### PAGE EXCERPT

It was not clear to me from what you wrote whether you had succeeded in proving that $\chi(1) \geq n$ for a character of the type you considered, or whether this is a homework problem. This is the case. Consider an element of $H$ of order $n.$ Let $\sigma$ be an irreducible complex representation affording a character $\chi,$ and assume that $H \cap {\rm ker} \sigma = 1.$ THen $h\sigma$ is a matrix of order $n,$ but must also be a scalar matrix since $\sigma$ is irreducible and $H \leq Z(G).$ Furthermore, ${\rm det} \sigma$ is a $1$-dimensional representation of $G,$ so contains $G^{\prime}$ in its kernel. Since $H \leq G^{\prime},$ we can now conclude that $h\sigma$ is a scalar matrix of order $n$ and determinant $1.$ Let $h \sigma = \omega I$ for some primitive $n$-th root of unity $\omega.$ Then ${\rm det}(h\sigma) = \omega^{\chi(1)}.$ Hence $\omega^{\chi(1)} = 1$ and $\chi(1)$ must be divisible by $n.$ In particular, $\chi(1) \geq n.$ Now let $g \in G$ be an element such that $gH$ has order $m$ in G/H. Let $L = \langle g,H \rangle.$ Then $H \leq Z(L)$ and $L/H$ is cyclic, so $L$ is Abelian, and has order $mn.$ Hence with our character $\chi$ as before, we now have $n \leq \chi(1) \leq [G:L].$ Thus $|G| \geq n|L| \geq n^{2}m.$ I don't think the assumption that $n$ is a prime power is necessary, in fact.

######

WHAT TO WORK ON |
1) According to the group character reply, what must $\chi(1)$ be divisible by?
2) Condense the paragraph of the group character reply that opens "It was not clear to me" into a short list of its main steps.
The rows play no part in this.

### DATASET

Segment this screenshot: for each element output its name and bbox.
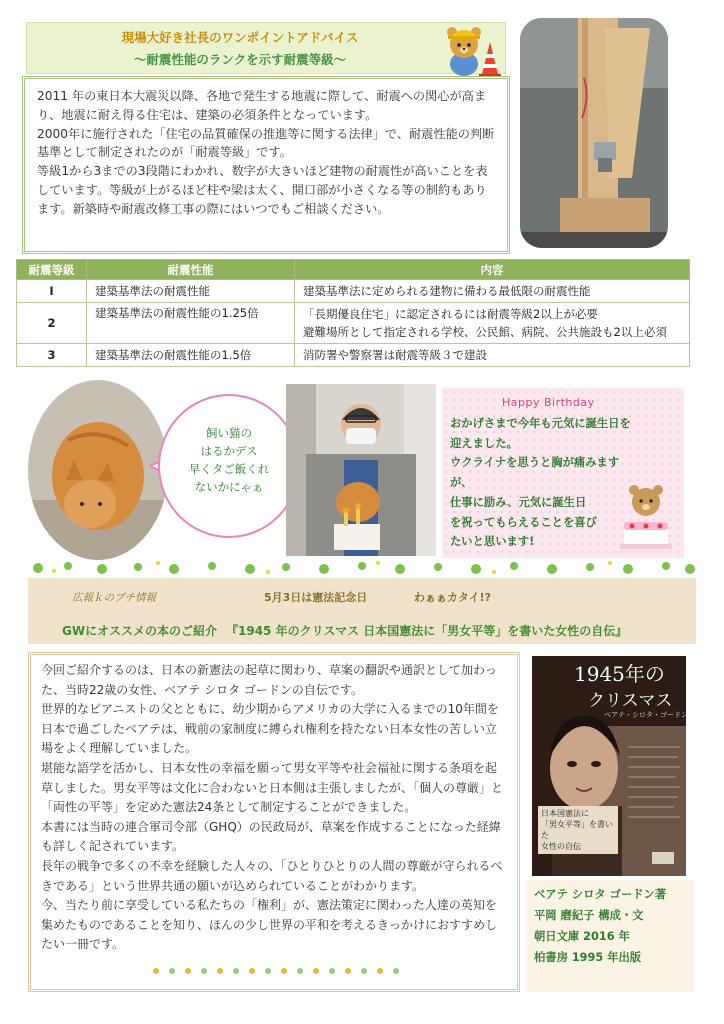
book-recommend-label: GWにオススメの本のご紹介: [62, 624, 217, 638]
cover-year-text: 1945年の: [574, 662, 665, 686]
content-line: 避難場所として指定される学校、公民館、病院、公共施設も2以上必須: [303, 325, 667, 339]
book-review-box: [28, 652, 520, 992]
wood-frame-photo: [520, 18, 668, 248]
dot-divider: [150, 966, 410, 976]
content-line: 消防署や警察署は耐震等級３で建設: [303, 348, 487, 362]
table-header-cell: 耐震等級: [17, 260, 87, 280]
bear-cake-icon: [616, 480, 676, 556]
bubble-line: 早くタご飯くれ: [188, 462, 270, 476]
info-label: 広報ｋのプチ情報: [72, 592, 156, 604]
birthday-message: [450, 414, 638, 552]
credit-line: ベアテ シロタ ゴードン著: [534, 888, 667, 901]
birthday-line: たいと思います!: [450, 535, 535, 549]
constitution-day-text: 5月3日は憲法記念日: [264, 591, 368, 604]
header-title: 現場大好き社長のワンポイントアドバイス: [121, 30, 359, 45]
cover-main-title: クリスマス: [588, 691, 673, 711]
book-paragraph: 本書には当時の連合軍司令部（GHQ）の民政局が、草案を作成することになった経緯も詳しく記されています。: [41, 819, 501, 854]
book-paragraph: 堪能な語学を活かし、日本女性の幸福を願って男女平等や社会福祉に関する条項を起草しました。男女平等は文化に合わないと日本側は主張しましたが、「個人の尊厳」と「両性の平等」を定めた憲法24条として制定することができました。: [41, 760, 504, 815]
speech-bubble-text: [170, 424, 288, 496]
content-cell: [295, 344, 690, 367]
book-credits: [526, 880, 694, 992]
table-row: [17, 303, 690, 344]
grade-cell: Ⅰ: [17, 280, 87, 303]
cover-caption-line: 日本国憲法に: [541, 809, 589, 818]
cover-caption: [538, 806, 618, 854]
president-with-cat-photo: [286, 384, 436, 556]
content-line: 建築基準法に定められる建物に備わる最低限の耐震性能: [303, 284, 591, 298]
table-header-cell: 耐震性能: [87, 260, 295, 280]
table-header-cell: 内容: [295, 260, 690, 280]
content-cell: [295, 280, 690, 303]
birthday-line: ウクライナを思うと胸が痛みますが、: [450, 456, 620, 490]
intro-paragraph: 2011 年の東日本大震災以降、各地で発生する地震に際して、耐震への関心が高まり、地震に耐え得る住宅は、建築の必須条件となっています。: [37, 89, 487, 122]
book-title: 『1945 年のクリスマス 日本国憲法に「男女平等」を書いた女性の自伝』: [226, 624, 628, 638]
bubble-line: はるかデス: [200, 444, 258, 458]
birthday-title: Happy Birthday: [502, 396, 595, 409]
bubble-line: 飼い猫の: [206, 426, 252, 440]
credit-line: 柏書房 1995 年出版: [534, 951, 642, 964]
traffic-cone-icon: [478, 40, 502, 80]
birthday-line: を祝ってもらえることを喜び: [450, 515, 597, 529]
performance-cell: 建築基準法の耐震性能の1.25倍: [87, 303, 295, 344]
header-subtitle: 〜耐震性能のランクを示す耐震等級〜: [133, 52, 347, 67]
credit-line: 平岡 磨紀子 構成・文: [534, 909, 644, 922]
table-row: [17, 344, 690, 367]
exclaim-text: わぁぁカタイ!?: [414, 591, 492, 604]
intro-text-box: [22, 76, 510, 254]
book-paragraph: 長年の戦争で多くの不幸を経験した人々の、「ひとりひとりの人間の尊厳が守られるべきである」という世界共通の願いが込められていることがわかります。: [41, 858, 503, 893]
intro-paragraph: 2000年に施行された「住宅の品質確保の推進等に関する法律」で、耐震性能の判断基準として制定されたのが「耐震等級」です。: [37, 126, 495, 160]
clover-divider: [28, 557, 698, 579]
birthday-line: 迎えました。: [450, 436, 518, 450]
cover-caption-line: 「男女平等」を書いた: [541, 820, 613, 840]
content-cell: [295, 303, 690, 344]
intro-paragraph: 等級1から3までの3段階にわかれ、数字が大きいほど建物の耐震性が高いことを表しています。等級が上がるほど柱や梁は太く、開口部が小さくなる等の制約もあります。新築時や耐震改修工事の際にはいつでもご相談ください。: [37, 164, 488, 216]
birthday-line: おかげさまで今年も元気に誕生日を: [450, 417, 631, 430]
performance-cell: 建築基準法の耐震性能: [87, 280, 295, 303]
book-paragraph: 世界的なピアニストの父とともに、幼少期からアメリカの大学に入るまでの10年間を日本で過ごしたベアテは、戦前の家制度に縛られ権利を持たない日本女性の苦しい立場をよく理解していました。: [41, 702, 499, 756]
cover-caption-line: 女性の自伝: [541, 842, 581, 851]
performance-cell: 建築基準法の耐震性能の1.5倍: [87, 344, 295, 367]
grade-cell: 3: [17, 344, 87, 367]
bubble-line: ないかにゃぁ: [194, 480, 264, 494]
book-paragraph: 今、当たり前に享受している私たちの「権利」が、憲法策定に関わった人達の英知を集めたものであることを知り、ほんの少し世界の平和を考えるきっかけにおすすめしたい一冊です。: [41, 898, 498, 952]
credit-line: 朝日文庫 2016 年: [534, 930, 630, 943]
cover-author: ベアテ・シロタ・ゴードン: [604, 711, 688, 719]
birthday-line: 仕事に励み、元気に誕生日: [450, 495, 587, 509]
content-line: 「長期優良住宅」に認定されるには耐震等級2以上が必要: [303, 307, 598, 321]
grade-cell: 2: [17, 303, 87, 344]
table-header-row: [17, 260, 690, 280]
seismic-grade-table: [16, 259, 690, 367]
cat-photo: [28, 380, 168, 560]
book-paragraph: 今回ご紹介するのは、日本の新憲法の起草に関わり、草案の翻訳や通訳として加わった、当時22歳の女性、ベアテ シロタ ゴードンの自伝です。: [41, 663, 497, 697]
table-row: [17, 280, 690, 303]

######

THE RESULTS |
1) $\chi(1)$ must be divisible by $n$.

2)
- Take an element $h$ of $H$ of order $n$ and an irreducible complex representation $\sigma$ with character $\chi$, where $H \cap {\rm ker}\,\sigma = 1$.
- $h\sigma$ has order $n$ and is a scalar matrix, since $\sigma$ is irreducible and $H \leq Z(G)$.
- ${\rm det}\,\sigma$ is 1-dimensional, so its kernel contains $G^{\prime}$. Since $H \leq G^{\prime}$, $h\sigma$ has determinant $1$.
- Writing $h\sigma = \omega I$ with $\omega$ a primitive $n$-th root of unity gives $\omega^{\chi(1)} = 1$. So $n$ divides $\chi(1)$, and $\chi(1) \geq n$.
- For $g \in G$ with $gH$ of order $m$ in $G/H$, $L = \langle g,H \rangle$ is Abelian of order $mn$. So $n \leq \chi(1) \leq [G:L]$, and $|G| \geq n^{2}m$.
- The writer thinks the assumption that $n$ is a prime power is not needed.